### [TASK OBJECTIVE]
Quote the records word for word, starting with the very first line and stopping after the line that contains "1252, 1408, 1412]", including that line.

### [DATA PROVIDED]
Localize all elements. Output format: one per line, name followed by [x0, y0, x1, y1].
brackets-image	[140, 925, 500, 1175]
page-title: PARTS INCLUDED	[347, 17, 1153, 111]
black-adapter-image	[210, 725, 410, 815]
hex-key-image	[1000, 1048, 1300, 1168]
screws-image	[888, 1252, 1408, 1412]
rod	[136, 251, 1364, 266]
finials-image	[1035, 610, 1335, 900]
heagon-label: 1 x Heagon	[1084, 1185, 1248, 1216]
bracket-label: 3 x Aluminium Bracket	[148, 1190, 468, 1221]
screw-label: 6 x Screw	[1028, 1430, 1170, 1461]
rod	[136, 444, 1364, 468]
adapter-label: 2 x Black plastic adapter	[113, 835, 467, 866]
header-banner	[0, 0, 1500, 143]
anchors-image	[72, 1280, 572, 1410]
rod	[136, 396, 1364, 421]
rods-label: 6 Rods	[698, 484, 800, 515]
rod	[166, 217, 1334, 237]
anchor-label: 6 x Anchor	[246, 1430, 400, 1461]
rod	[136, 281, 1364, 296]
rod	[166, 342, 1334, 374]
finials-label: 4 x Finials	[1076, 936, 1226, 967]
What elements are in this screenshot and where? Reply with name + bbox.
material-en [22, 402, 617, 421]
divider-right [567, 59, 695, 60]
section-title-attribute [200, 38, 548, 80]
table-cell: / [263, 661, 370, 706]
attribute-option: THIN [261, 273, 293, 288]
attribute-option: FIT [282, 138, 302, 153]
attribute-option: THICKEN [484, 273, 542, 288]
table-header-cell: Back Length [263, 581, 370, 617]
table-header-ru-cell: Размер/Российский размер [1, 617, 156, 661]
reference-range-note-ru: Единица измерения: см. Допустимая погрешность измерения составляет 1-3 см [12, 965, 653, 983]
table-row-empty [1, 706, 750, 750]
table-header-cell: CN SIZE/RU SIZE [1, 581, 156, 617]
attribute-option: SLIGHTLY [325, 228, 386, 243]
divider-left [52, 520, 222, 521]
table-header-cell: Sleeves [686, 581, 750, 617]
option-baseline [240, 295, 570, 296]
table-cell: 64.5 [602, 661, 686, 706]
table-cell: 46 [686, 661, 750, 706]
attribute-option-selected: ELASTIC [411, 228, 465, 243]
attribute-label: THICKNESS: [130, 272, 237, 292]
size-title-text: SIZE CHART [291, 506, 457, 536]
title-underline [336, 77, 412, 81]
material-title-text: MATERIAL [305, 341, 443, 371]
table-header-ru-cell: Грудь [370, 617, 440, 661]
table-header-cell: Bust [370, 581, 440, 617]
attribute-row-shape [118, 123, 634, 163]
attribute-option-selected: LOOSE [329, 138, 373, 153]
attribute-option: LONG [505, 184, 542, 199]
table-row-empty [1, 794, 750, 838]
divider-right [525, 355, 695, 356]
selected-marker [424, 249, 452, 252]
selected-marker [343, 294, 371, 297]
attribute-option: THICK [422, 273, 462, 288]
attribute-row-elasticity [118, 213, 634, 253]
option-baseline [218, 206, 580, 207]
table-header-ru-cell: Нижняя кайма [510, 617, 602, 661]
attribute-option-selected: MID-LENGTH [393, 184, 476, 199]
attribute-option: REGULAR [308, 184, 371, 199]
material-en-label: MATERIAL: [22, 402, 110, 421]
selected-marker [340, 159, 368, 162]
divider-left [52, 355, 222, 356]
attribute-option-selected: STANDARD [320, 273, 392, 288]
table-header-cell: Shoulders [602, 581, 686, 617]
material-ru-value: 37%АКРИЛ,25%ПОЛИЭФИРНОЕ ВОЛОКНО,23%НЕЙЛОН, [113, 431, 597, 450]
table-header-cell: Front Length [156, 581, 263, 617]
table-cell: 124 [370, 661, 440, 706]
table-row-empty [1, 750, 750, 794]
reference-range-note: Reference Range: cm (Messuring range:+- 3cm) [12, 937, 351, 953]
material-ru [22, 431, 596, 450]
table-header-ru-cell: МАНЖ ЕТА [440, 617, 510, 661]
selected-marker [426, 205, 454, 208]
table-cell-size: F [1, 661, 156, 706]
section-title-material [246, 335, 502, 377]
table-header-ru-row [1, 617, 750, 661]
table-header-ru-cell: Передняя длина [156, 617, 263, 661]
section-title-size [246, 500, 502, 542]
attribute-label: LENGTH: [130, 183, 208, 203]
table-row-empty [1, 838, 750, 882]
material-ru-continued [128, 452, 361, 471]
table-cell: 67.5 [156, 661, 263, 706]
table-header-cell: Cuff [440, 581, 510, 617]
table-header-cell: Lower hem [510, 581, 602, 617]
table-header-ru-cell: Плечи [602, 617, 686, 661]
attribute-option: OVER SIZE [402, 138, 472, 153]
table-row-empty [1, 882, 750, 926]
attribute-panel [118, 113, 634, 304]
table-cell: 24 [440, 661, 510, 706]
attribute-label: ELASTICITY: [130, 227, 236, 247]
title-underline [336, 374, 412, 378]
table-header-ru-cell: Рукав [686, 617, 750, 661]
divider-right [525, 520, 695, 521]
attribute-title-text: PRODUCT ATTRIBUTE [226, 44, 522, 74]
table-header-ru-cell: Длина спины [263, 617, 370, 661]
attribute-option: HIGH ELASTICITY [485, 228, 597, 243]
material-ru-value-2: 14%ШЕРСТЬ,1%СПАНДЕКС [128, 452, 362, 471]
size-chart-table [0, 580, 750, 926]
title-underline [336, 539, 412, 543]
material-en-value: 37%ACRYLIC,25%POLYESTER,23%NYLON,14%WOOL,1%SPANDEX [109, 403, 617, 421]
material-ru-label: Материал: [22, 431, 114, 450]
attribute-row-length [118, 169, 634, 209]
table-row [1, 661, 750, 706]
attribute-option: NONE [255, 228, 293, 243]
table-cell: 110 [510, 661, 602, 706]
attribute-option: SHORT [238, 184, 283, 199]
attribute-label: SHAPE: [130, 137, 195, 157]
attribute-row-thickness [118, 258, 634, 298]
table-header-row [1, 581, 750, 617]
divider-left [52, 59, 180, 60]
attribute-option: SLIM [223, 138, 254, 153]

### [SOLVED PROBLEM]
Localize all elements. Output format: one per line, name followed by [x0, y0, x1, y1].
brackets-image	[140, 925, 500, 1175]
page-title: PARTS INCLUDED	[347, 17, 1153, 111]
black-adapter-image	[210, 725, 410, 815]
hex-key-image	[1000, 1048, 1300, 1168]
screws-image	[888, 1252, 1408, 1412]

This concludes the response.